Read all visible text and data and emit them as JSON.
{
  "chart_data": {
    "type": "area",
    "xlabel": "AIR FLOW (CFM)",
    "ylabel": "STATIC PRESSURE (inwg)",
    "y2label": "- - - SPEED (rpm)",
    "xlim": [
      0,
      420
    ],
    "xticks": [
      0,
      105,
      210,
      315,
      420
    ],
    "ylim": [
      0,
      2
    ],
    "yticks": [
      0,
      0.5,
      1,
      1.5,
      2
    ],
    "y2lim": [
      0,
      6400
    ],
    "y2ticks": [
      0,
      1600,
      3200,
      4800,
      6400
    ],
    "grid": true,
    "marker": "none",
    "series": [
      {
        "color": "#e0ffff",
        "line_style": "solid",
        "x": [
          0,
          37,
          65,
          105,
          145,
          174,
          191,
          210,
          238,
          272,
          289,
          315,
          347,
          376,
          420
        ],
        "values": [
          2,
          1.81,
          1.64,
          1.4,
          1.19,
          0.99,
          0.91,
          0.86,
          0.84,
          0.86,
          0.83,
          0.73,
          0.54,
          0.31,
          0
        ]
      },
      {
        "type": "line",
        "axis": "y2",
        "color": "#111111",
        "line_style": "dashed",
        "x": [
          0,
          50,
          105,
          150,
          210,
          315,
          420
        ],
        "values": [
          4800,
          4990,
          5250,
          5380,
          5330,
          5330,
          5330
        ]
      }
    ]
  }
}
= = = = = = =
» TASK REQUIREMENTS
Would you give the material above again, complete and exact?

» SOLVED PROBLEM
Read all visible text and data and emit them as JSON.
{
  "chart_data": {
    "type": "area",
    "xlabel": "AIR FLOW (CFM)",
    "ylabel": "STATIC PRESSURE (inwg)",
    "y2label": "- - - SPEED (rpm)",
    "xlim": [
      0,
      420
    ],
    "xticks": [
      0,
      105,
      210,
      315,
      420
    ],
    "ylim": [
      0,
      2
    ],
    "yticks": [
      0,
      0.5,
      1,
      1.5,
      2
    ],
    "y2lim": [
      0,
      6400
    ],
    "y2ticks": [
      0,
      1600,
      3200,
      4800,
      6400
    ],
    "grid": true,
    "marker": "none",
    "series": [
      {
        "color": "#e0ffff",
        "line_style": "solid",
        "x": [
          0,
          37,
          65,
          105,
          145,
          174,
          191,
          210,
          238,
          272,
          289,
          315,
          347,
          376,
          420
        ],
        "values": [
          2,
          1.81,
          1.64,
          1.4,
          1.19,
          0.99,
          0.91,
          0.86,
          0.84,
          0.86,
          0.83,
          0.73,
          0.54,
          0.31,
          0
        ]
      },
      {
        "type": "line",
        "axis": "y2",
        "color": "#111111",
        "line_style": "dashed",
        "x": [
          0,
          50,
          105,
          150,
          210,
          315,
          420
        ],
        "values": [
          4800,
          4990,
          5250,
          5380,
          5330,
          5330,
          5330
        ]
      }
    ]
  }
}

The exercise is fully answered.